**Stated problem**
The records underneath are to be repeated exactly, with the pictures left out.

**Material provided**

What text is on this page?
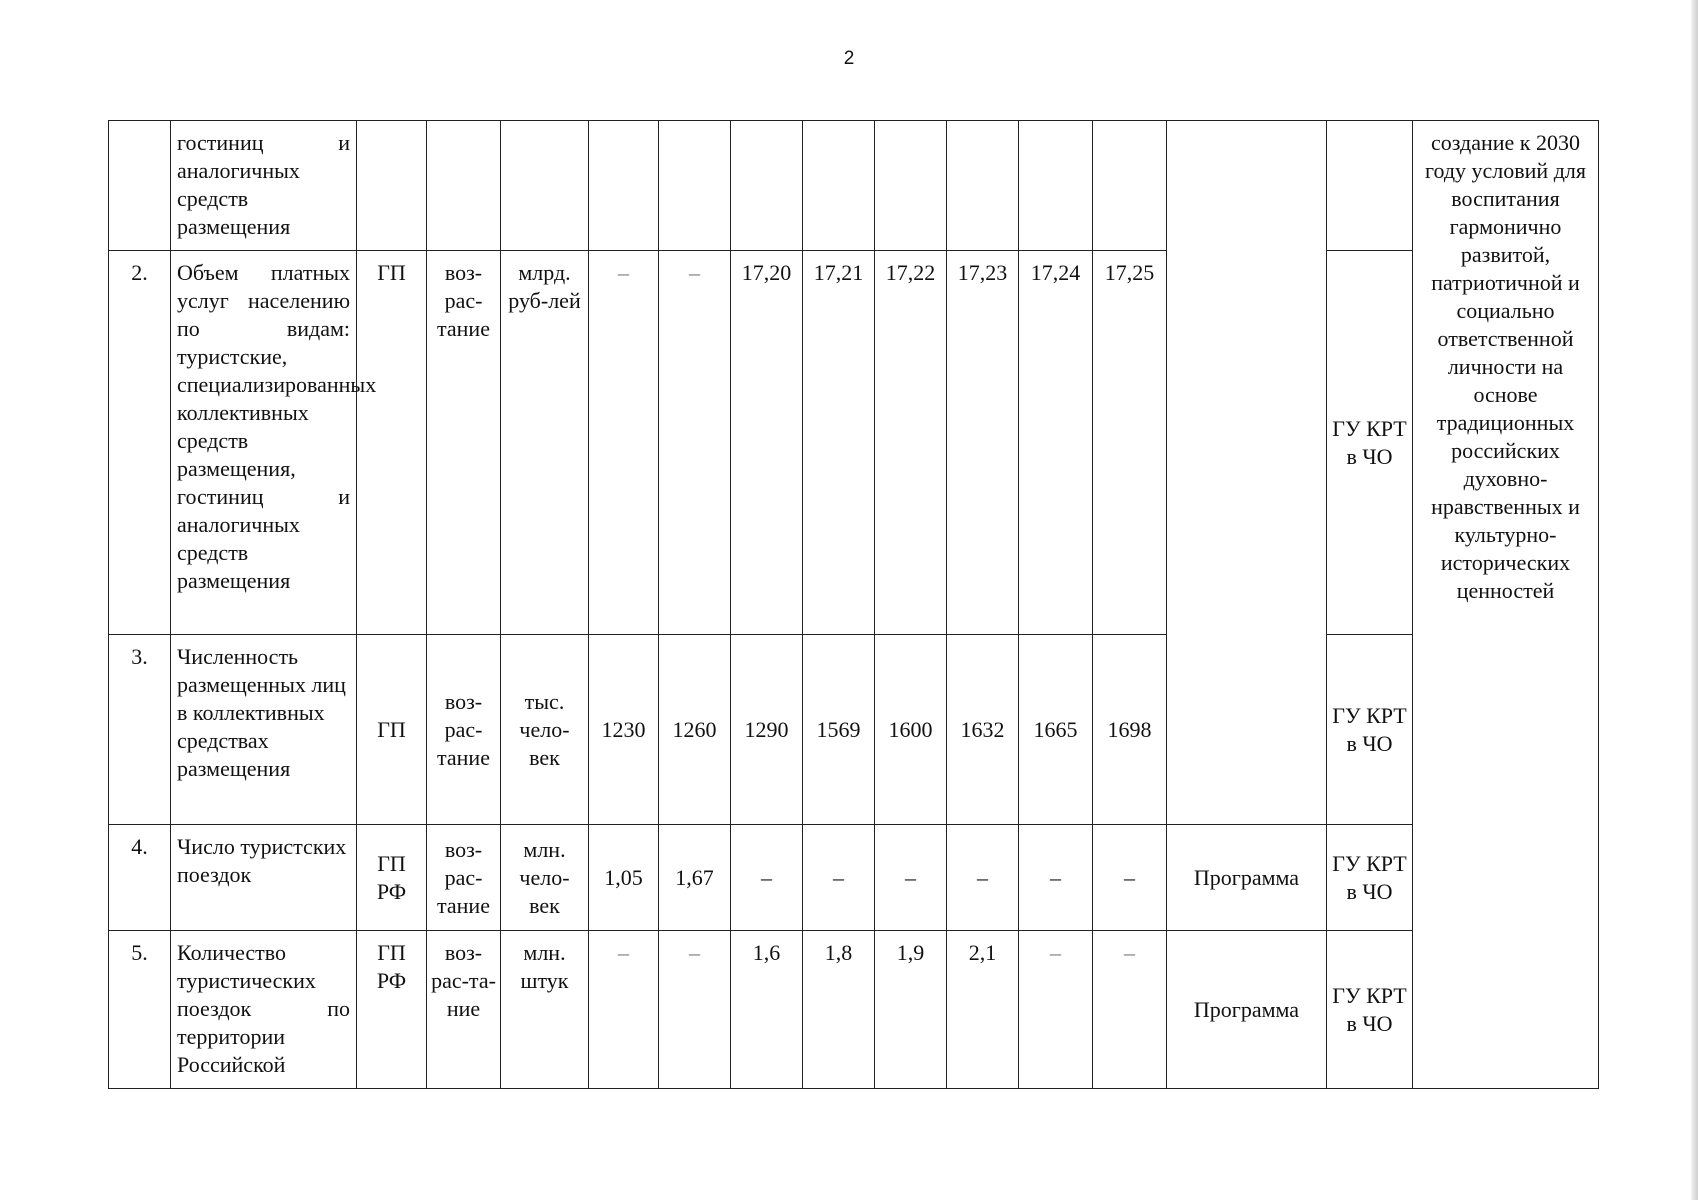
2
	гостиниц и аналогичных средств размещения														создание к 2030 году условий для воспитания гармонично развитой, патриотичной и социально ответственной личности на основе традиционных российских духовно-нравственных и культурно-исторических ценностей
2.	Объем платных услуг населению по видам: туристские, специализированных коллективных средств размещения, гостиниц и аналогичных средств размещения	ГП	воз-рас-тание	млрд. руб-лей	–	–	17,20	17,21	17,22	17,23	17,24	17,25		ГУ КРТ в ЧО	
3.	Численность размещенных лиц в коллективных средствах размещения	ГП	воз-рас-тание	тыс. чело-век	1230	1260	1290	1569	1600	1632	1665	1698		ГУ КРТ в ЧО	
4.	Число туристских поездок	ГП РФ	воз-рас-тание	млн. чело-век	1,05	1,67	–	–	–	–	–	–	Программа	ГУ КРТ в ЧО	
5.	Количество туристических поездок по территории Российской	ГП РФ	воз-рас-та-ние	млн. штук	–	–	1,6	1,8	1,9	2,1	–	–	Программа	ГУ КРТ в ЧО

**Output**
What text is on this page?
2
	гостиниц и аналогичных средств размещения														создание к 2030 году условий для воспитания гармонично развитой, патриотичной и социально ответственной личности на основе традиционных российских духовно-нравственных и культурно-исторических ценностей
2.	Объем платных услуг населению по видам: туристские, специализированных коллективных средств размещения, гостиниц и аналогичных средств размещения	ГП	воз-рас-тание	млрд. руб-лей	–	–	17,20	17,21	17,22	17,23	17,24	17,25		ГУ КРТ в ЧО	
3.	Численность размещенных лиц в коллективных средствах размещения	ГП	воз-рас-тание	тыс. чело-век	1230	1260	1290	1569	1600	1632	1665	1698		ГУ КРТ в ЧО	
4.	Число туристских поездок	ГП РФ	воз-рас-тание	млн. чело-век	1,05	1,67	–	–	–	–	–	–	Программа	ГУ КРТ в ЧО	
5.	Количество туристических поездок по территории Российской	ГП РФ	воз-рас-та-ние	млн. штук	–	–	1,6	1,8	1,9	2,1	–	–	Программа	ГУ КРТ в ЧО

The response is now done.